* **Work to complete**
[1] In the laptop-building article, what overall Media Benchmarks score did the Turion system get?
[2] Reproduce the part of the laptop-building article starting with "As you'd expect, the" and going on through "left on High.".
(Beginning of Document extract)
James Morris shows you how to custom-build your own performance laptop without spending a fortune
With the 2GHz Pentium M and twice the RAM, however, performance improved considerably, producing a very respectable overall Media Benchmarks score of 0.83. The better core specification also assisted gaming, with Far Cry becoming playable at 800 x 600, although you'd need to drop back to 640 x 480 to enable 2x AA and 2x AF. Still, this specification was noticeably more responsive in use than the Celeron M, and offered comparable battery life. Its 120GB drive also has much more room for apps.
As you'd expect, the most expensive specification was also the most accomplished in our benchmarks. The Turion system achieved a commendable overall score of 0.90 in our Media Benchmarks, and it was clearly up to the intended job of mobile gaming. It couldn't quite cope with Need for Speed: Most Wanted at the laptop's native screen resolution, even without any AA or AF, but it was playable with minimum AA and AF settings at 800 x 600. Slightly less demanding games were more adeptly dispatched, although, in most cases, we had to turn off AA to hit the native screen resolution. F.E.A.R. was playable at 1,024 x 768 with the Medium graphics preset, which uses 4x AF but no AA. Similarly, Battlefield 2 was smooth enough with no AA at this resolution, although all the other settings could be left on High.
(End of Document extract)
(Beginning of Data extracts)
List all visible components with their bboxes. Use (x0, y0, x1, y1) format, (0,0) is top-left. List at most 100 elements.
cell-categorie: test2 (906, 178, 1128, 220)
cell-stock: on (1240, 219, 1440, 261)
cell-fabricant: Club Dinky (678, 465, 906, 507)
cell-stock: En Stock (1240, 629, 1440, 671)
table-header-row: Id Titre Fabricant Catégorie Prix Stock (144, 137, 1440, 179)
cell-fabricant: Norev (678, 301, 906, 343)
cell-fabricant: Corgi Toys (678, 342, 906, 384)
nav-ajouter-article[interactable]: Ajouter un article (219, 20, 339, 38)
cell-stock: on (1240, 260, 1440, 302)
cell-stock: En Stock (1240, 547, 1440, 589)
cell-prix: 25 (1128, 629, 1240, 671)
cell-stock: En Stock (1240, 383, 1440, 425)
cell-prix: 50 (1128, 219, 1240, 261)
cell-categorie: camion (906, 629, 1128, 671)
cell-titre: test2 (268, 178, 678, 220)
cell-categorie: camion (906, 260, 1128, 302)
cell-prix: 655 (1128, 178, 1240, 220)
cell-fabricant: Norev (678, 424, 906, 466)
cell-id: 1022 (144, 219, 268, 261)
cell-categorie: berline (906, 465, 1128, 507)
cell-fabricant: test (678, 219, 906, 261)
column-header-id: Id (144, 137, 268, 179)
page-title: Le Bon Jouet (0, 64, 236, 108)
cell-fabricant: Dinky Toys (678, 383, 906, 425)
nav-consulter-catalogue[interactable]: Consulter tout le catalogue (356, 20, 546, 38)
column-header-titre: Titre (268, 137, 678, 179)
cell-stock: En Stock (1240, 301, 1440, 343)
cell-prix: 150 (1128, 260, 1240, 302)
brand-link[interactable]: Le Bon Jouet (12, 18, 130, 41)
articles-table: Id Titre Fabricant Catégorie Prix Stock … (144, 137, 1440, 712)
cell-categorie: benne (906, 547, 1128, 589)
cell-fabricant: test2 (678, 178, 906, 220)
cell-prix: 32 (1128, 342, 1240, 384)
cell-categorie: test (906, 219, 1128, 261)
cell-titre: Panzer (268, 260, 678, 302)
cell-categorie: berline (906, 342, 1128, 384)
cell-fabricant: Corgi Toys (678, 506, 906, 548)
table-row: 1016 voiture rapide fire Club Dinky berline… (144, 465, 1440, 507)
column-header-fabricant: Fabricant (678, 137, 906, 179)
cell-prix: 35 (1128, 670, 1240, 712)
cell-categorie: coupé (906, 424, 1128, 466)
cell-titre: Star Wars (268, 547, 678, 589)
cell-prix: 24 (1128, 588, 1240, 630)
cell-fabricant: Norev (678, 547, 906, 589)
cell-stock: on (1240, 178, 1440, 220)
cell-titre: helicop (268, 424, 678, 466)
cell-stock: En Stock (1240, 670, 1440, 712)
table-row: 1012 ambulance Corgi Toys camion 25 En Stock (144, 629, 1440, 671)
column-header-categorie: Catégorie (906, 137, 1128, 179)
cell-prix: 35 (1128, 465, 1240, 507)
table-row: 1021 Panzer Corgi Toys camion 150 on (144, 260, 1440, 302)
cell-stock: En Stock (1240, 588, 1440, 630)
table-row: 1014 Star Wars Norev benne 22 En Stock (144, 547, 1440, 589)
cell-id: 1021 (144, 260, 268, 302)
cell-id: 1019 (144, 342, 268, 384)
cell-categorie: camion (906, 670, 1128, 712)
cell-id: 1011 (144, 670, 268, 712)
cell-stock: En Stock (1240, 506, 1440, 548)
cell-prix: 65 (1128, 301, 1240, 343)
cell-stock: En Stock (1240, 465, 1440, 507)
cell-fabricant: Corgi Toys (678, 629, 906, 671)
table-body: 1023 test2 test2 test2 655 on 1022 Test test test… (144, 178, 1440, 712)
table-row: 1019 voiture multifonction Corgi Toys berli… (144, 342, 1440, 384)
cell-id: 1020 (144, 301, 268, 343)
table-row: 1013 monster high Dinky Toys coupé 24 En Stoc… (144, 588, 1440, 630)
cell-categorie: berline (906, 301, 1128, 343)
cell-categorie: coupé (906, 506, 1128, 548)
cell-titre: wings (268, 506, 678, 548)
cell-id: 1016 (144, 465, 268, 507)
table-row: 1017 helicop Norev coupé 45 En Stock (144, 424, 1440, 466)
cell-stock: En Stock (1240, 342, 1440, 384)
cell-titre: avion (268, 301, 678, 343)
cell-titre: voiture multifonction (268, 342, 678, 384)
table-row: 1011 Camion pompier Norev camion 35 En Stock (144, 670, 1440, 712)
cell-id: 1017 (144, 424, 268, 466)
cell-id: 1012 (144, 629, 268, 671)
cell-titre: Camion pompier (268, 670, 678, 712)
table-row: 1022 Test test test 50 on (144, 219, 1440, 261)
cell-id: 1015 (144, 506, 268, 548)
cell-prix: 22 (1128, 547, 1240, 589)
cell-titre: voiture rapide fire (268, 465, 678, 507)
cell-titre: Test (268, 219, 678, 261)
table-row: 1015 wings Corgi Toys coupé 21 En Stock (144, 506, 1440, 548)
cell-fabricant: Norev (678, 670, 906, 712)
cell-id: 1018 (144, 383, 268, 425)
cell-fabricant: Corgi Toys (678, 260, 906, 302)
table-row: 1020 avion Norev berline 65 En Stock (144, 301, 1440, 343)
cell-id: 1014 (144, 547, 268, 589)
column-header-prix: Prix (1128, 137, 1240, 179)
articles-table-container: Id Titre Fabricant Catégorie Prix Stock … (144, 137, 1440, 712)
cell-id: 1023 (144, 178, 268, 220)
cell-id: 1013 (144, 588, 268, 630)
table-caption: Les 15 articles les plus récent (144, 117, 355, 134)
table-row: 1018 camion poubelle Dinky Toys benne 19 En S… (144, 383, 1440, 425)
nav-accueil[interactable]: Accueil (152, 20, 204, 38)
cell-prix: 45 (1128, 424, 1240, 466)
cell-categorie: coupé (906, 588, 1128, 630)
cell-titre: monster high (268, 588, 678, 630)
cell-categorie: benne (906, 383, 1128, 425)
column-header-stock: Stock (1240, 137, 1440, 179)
(End of Data extracts)
* **Solutions in order**
[1] 0.90

[2]
As you'd expect, the most expensive specification was also the most accomplished in our benchmarks. The Turion system achieved a commendable overall score of 0.90 in our Media Benchmarks, and it was clearly up to the intended job of mobile gaming. It couldn't quite cope with Need for Speed: Most Wanted at the laptop's native screen resolution, even without any AA or AF, but it was playable with minimum AA and AF settings at 800 x 600. Slightly less demanding games were more adeptly dispatched, although, in most cases, we had to turn off AA to hit the native screen resolution. F.E.A.R. was playable at 1,024 x 768 with the Medium graphics preset, which uses 4x AF but no AA. Similarly, Battlefield 2 was smooth enough with no AA at this resolution, although all the other settings could be left on High.